EXERCISE INSTRUCTIONS — Locate every line that holds the string "Centre" and copy it.
## begin INFORMATION SHOWN
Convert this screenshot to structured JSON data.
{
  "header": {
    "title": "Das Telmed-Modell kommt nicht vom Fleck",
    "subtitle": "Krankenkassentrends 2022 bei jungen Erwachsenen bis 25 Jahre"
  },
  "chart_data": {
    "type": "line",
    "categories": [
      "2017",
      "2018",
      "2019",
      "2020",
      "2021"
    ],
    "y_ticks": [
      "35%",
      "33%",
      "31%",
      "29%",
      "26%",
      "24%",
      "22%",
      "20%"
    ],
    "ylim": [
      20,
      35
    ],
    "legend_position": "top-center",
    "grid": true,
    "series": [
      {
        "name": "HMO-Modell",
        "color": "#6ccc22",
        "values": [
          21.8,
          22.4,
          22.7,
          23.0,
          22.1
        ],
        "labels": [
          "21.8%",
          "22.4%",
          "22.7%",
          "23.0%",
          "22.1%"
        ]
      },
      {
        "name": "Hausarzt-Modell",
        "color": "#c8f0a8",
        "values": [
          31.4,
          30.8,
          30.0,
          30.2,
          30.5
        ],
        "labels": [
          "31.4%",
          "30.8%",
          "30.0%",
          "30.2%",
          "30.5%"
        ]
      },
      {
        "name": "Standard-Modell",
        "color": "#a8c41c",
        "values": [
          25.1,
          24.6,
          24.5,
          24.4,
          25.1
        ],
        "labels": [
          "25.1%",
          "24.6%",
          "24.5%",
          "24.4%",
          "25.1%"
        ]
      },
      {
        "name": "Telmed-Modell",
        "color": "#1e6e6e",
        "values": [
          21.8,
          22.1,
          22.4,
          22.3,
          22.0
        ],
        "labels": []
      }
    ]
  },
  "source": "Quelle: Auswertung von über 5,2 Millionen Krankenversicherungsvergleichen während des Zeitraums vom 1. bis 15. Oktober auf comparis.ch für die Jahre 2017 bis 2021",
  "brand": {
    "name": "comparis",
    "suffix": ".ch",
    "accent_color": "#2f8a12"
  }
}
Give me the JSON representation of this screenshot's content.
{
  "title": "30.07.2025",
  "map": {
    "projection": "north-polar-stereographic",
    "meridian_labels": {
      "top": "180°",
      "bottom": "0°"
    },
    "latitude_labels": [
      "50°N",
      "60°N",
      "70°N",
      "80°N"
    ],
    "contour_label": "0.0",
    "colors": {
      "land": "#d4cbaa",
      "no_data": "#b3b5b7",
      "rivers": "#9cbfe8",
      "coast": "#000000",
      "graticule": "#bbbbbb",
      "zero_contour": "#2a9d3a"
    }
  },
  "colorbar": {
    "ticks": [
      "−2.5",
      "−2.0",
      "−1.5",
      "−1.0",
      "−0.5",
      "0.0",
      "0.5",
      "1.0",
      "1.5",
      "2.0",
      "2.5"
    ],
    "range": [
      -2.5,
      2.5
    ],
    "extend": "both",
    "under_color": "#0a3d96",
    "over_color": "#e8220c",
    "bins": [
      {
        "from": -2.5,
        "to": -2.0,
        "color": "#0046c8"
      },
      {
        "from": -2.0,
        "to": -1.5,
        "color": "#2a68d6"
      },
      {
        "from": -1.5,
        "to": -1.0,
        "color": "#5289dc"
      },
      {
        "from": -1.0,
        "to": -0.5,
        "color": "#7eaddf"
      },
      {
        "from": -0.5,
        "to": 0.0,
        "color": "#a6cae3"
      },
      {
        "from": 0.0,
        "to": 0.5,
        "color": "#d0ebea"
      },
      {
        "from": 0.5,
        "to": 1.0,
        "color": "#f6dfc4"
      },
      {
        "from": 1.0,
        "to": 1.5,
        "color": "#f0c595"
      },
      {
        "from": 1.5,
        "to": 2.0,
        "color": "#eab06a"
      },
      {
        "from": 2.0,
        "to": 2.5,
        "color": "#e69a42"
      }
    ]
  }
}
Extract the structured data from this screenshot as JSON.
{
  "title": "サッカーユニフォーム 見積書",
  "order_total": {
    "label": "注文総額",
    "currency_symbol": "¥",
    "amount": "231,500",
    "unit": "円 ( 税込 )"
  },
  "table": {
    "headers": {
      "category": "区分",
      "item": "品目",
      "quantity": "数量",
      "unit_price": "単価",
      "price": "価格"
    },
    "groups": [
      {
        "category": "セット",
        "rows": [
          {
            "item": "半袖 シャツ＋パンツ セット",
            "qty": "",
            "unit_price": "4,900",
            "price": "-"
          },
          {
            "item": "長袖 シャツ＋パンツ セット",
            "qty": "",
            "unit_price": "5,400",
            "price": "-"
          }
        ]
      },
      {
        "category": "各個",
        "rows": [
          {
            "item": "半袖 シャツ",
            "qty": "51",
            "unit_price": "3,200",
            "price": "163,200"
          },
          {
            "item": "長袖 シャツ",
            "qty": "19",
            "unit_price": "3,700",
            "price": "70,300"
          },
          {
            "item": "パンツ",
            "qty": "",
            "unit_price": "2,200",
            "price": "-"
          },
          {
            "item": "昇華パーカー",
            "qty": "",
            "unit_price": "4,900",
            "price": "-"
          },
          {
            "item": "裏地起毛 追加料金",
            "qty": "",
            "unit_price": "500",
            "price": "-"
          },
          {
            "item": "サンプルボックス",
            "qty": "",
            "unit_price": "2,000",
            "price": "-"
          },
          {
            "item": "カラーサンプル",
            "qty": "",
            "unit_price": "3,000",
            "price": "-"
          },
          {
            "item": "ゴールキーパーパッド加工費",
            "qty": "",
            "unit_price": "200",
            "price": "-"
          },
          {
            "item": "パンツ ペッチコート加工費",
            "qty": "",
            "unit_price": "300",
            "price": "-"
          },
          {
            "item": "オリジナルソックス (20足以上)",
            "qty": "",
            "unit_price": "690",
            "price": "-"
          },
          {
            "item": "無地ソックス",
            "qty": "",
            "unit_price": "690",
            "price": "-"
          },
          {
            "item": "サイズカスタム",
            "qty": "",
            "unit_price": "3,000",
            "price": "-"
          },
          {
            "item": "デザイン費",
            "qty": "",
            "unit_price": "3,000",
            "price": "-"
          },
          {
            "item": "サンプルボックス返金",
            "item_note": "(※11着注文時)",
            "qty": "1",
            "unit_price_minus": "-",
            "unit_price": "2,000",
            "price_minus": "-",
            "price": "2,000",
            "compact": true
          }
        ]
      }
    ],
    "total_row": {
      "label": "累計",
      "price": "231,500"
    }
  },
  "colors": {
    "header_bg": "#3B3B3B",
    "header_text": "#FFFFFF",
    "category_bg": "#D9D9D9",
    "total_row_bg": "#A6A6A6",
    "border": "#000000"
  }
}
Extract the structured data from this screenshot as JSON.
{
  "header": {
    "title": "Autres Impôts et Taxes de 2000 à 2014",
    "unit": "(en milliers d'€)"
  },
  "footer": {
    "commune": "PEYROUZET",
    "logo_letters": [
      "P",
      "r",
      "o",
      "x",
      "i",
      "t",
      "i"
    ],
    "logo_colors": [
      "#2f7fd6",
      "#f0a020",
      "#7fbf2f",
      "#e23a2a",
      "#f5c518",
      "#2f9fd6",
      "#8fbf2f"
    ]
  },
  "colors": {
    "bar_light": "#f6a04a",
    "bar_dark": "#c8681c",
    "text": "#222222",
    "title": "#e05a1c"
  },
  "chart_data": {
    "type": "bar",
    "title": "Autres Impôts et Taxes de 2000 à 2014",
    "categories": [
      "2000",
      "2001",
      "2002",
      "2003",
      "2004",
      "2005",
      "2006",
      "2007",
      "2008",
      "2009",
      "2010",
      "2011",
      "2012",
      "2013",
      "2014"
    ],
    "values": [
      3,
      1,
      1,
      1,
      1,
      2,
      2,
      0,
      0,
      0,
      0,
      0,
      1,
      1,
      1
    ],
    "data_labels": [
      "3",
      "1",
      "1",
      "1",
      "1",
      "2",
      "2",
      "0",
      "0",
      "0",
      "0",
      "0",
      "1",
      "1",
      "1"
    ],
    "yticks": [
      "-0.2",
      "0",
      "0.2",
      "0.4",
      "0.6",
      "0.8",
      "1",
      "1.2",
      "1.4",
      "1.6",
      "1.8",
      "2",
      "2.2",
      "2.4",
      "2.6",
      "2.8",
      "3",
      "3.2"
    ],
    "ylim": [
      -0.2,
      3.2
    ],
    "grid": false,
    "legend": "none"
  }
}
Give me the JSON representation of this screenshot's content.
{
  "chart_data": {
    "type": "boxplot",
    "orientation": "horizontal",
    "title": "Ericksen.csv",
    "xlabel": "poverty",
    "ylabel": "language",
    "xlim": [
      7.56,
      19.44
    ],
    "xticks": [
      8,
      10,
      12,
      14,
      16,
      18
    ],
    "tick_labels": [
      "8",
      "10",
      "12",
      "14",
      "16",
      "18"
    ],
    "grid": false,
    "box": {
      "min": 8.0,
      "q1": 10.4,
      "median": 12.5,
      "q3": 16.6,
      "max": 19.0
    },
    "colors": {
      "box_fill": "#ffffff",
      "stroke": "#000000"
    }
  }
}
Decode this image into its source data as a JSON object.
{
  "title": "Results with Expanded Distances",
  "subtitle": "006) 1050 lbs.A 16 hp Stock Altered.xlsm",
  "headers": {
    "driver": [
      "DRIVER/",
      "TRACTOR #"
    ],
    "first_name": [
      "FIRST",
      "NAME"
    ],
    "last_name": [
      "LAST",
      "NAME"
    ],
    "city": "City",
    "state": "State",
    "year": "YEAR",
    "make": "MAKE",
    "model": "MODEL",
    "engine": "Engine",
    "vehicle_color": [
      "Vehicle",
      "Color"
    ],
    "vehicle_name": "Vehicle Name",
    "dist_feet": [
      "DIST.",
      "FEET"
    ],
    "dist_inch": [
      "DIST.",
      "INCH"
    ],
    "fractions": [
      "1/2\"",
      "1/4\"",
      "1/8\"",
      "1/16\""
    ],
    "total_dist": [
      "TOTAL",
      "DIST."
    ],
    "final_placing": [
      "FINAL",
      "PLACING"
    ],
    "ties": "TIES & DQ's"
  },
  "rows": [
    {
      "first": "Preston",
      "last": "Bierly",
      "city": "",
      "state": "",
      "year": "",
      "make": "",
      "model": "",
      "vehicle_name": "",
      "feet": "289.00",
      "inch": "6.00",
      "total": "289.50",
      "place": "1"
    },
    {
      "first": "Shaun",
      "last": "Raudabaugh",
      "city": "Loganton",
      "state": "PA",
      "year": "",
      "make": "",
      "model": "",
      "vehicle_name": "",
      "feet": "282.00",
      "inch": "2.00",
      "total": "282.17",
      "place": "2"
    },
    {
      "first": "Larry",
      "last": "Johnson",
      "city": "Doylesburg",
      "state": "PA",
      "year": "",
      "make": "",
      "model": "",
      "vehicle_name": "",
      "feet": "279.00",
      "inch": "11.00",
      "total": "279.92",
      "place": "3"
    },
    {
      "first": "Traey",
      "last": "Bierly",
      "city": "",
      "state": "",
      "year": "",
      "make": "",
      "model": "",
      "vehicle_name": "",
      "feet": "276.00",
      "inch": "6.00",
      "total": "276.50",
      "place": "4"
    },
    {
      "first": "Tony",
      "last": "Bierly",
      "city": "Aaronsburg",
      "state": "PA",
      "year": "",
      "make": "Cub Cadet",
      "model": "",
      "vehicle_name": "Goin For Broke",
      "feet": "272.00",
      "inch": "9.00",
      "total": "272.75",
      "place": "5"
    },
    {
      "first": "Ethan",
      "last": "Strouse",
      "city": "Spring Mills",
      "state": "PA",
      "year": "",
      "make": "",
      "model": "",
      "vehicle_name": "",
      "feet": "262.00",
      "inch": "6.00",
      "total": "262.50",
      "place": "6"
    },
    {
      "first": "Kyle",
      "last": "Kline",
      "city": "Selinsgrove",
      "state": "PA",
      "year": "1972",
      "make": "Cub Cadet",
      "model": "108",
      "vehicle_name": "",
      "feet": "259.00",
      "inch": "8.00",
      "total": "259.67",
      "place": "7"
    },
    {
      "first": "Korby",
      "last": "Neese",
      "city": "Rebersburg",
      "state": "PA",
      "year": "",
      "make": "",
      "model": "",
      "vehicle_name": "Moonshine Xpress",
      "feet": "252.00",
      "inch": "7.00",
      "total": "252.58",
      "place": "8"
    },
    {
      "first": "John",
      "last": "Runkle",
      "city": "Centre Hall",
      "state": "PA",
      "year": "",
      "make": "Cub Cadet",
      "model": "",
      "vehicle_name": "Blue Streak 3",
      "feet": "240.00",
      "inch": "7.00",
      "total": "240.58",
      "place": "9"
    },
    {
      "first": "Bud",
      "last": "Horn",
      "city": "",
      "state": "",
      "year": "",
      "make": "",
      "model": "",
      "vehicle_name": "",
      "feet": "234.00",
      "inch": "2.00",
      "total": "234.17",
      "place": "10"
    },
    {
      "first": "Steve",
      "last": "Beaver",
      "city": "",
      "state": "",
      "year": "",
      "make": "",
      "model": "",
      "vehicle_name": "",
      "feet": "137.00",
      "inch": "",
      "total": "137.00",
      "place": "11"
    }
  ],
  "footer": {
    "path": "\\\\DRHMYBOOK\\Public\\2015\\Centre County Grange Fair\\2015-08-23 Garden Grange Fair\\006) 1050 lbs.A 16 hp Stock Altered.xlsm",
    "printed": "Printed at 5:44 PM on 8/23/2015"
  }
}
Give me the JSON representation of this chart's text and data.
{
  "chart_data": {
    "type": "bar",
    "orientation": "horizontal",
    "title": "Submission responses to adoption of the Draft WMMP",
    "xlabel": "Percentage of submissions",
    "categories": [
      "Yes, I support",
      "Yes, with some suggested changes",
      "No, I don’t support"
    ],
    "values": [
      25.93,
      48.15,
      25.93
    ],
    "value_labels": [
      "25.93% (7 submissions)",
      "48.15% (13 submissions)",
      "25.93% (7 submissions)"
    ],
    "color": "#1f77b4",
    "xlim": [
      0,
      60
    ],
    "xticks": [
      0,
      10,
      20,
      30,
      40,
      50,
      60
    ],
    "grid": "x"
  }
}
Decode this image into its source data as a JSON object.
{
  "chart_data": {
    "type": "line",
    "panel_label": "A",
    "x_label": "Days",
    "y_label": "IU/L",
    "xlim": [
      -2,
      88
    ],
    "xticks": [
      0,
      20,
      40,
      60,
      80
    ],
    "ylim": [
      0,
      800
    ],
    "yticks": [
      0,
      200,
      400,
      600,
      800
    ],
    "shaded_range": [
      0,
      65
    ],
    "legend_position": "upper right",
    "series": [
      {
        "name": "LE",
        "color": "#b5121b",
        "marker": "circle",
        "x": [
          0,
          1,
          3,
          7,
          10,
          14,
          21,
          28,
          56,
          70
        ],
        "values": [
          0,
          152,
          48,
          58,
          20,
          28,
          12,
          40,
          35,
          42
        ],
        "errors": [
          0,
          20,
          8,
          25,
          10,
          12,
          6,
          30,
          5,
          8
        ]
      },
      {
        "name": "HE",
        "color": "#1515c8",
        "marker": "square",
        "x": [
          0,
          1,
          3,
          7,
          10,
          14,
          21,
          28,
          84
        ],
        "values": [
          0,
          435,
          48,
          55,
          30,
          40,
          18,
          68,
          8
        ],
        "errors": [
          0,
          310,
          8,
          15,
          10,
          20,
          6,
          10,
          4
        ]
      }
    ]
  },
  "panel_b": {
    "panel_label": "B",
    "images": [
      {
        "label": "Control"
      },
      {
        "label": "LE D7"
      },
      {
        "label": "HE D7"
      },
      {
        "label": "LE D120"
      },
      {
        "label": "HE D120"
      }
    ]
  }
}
## end INFORMATION SHOWN
REPLY —
      "city": "Centre Hall",
    "path": "\\\\DRHMYBOOK\\Public\\2015\\Centre County Grange Fair\\2015-08-23 Garden Grange Fair\\006) 1050 lbs.A 16 hp Stock Altered.xlsm",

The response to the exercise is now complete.